◆ PROBLEM STATEMENT
Restate the entries below word for word, omitting nothing.
# Start of AVAILABLE RECORDS
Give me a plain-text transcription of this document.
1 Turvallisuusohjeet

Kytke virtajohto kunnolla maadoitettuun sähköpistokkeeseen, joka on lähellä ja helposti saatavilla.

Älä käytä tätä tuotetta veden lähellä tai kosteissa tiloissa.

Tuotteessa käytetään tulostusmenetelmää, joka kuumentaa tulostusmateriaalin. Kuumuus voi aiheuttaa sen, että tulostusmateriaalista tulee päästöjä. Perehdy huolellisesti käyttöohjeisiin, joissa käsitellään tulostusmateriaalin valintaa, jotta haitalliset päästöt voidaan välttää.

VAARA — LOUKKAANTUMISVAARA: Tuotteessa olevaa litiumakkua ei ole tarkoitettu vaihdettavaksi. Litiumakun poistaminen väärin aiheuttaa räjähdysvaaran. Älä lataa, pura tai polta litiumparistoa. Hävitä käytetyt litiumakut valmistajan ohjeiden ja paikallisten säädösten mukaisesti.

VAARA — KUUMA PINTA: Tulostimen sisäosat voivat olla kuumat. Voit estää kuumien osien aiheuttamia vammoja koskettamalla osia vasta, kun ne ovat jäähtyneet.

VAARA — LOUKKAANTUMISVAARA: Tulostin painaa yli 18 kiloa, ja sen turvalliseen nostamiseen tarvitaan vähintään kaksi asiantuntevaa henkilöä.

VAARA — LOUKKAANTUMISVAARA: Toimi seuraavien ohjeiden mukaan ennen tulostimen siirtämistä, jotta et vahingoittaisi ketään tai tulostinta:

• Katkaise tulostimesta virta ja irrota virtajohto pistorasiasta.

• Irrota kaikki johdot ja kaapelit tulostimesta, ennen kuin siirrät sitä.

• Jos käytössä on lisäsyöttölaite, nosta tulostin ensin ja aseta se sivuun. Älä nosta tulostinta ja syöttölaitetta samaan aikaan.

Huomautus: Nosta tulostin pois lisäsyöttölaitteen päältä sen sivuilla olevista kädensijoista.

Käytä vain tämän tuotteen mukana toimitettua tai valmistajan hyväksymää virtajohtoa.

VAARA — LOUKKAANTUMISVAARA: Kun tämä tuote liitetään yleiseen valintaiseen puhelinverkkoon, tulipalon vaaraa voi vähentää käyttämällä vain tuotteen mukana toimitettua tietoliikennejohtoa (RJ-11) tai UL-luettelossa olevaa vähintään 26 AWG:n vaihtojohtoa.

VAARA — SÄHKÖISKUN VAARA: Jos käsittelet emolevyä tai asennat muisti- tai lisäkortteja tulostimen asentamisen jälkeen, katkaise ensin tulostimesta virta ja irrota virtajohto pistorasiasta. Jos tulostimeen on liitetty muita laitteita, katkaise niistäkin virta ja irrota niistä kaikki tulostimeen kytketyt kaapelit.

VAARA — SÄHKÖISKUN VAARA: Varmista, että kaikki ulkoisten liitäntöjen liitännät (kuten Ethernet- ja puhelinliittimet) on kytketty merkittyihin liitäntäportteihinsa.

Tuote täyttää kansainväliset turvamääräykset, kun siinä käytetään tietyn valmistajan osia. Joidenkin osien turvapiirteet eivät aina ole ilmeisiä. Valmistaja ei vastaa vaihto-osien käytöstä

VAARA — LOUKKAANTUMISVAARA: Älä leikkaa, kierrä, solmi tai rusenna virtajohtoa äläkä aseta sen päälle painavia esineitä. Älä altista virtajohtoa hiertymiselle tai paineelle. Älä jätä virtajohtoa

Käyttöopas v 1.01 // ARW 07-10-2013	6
# End of AVAILABLE RECORDS
◆ RESPONSE TO THE TASK
Give me a plain-text transcription of this document.
1 Turvallisuusohjeet

Kytke virtajohto kunnolla maadoitettuun sähköpistokkeeseen, joka on lähellä ja helposti saatavilla.

Älä käytä tätä tuotetta veden lähellä tai kosteissa tiloissa.

Tuotteessa käytetään tulostusmenetelmää, joka kuumentaa tulostusmateriaalin. Kuumuus voi aiheuttaa sen, että tulostusmateriaalista tulee päästöjä. Perehdy huolellisesti käyttöohjeisiin, joissa käsitellään tulostusmateriaalin valintaa, jotta haitalliset päästöt voidaan välttää.

VAARA — LOUKKAANTUMISVAARA: Tuotteessa olevaa litiumakkua ei ole tarkoitettu vaihdettavaksi. Litiumakun poistaminen väärin aiheuttaa räjähdysvaaran. Älä lataa, pura tai polta litiumparistoa. Hävitä käytetyt litiumakut valmistajan ohjeiden ja paikallisten säädösten mukaisesti.

VAARA — KUUMA PINTA: Tulostimen sisäosat voivat olla kuumat. Voit estää kuumien osien aiheuttamia vammoja koskettamalla osia vasta, kun ne ovat jäähtyneet.

VAARA — LOUKKAANTUMISVAARA: Tulostin painaa yli 18 kiloa, ja sen turvalliseen nostamiseen tarvitaan vähintään kaksi asiantuntevaa henkilöä.

VAARA — LOUKKAANTUMISVAARA: Toimi seuraavien ohjeiden mukaan ennen tulostimen siirtämistä, jotta et vahingoittaisi ketään tai tulostinta:

• Katkaise tulostimesta virta ja irrota virtajohto pistorasiasta.

• Irrota kaikki johdot ja kaapelit tulostimesta, ennen kuin siirrät sitä.

• Jos käytössä on lisäsyöttölaite, nosta tulostin ensin ja aseta se sivuun. Älä nosta tulostinta ja syöttölaitetta samaan aikaan.

Huomautus: Nosta tulostin pois lisäsyöttölaitteen päältä sen sivuilla olevista kädensijoista.

Käytä vain tämän tuotteen mukana toimitettua tai valmistajan hyväksymää virtajohtoa.

VAARA — LOUKKAANTUMISVAARA: Kun tämä tuote liitetään yleiseen valintaiseen puhelinverkkoon, tulipalon vaaraa voi vähentää käyttämällä vain tuotteen mukana toimitettua tietoliikennejohtoa (RJ-11) tai UL-luettelossa olevaa vähintään 26 AWG:n vaihtojohtoa.

VAARA — SÄHKÖISKUN VAARA: Jos käsittelet emolevyä tai asennat muisti- tai lisäkortteja tulostimen asentamisen jälkeen, katkaise ensin tulostimesta virta ja irrota virtajohto pistorasiasta. Jos tulostimeen on liitetty muita laitteita, katkaise niistäkin virta ja irrota niistä kaikki tulostimeen kytketyt kaapelit.

VAARA — SÄHKÖISKUN VAARA: Varmista, että kaikki ulkoisten liitäntöjen liitännät (kuten Ethernet- ja puhelinliittimet) on kytketty merkittyihin liitäntäportteihinsa.

Tuote täyttää kansainväliset turvamääräykset, kun siinä käytetään tietyn valmistajan osia. Joidenkin osien turvapiirteet eivät aina ole ilmeisiä. Valmistaja ei vastaa vaihto-osien käytöstä

VAARA — LOUKKAANTUMISVAARA: Älä leikkaa, kierrä, solmi tai rusenna virtajohtoa äläkä aseta sen päälle painavia esineitä. Älä altista virtajohtoa hiertymiselle tai paineelle. Älä jätä virtajohtoa

Käyttöopas v 1.01 // ARW 07-10-2013	6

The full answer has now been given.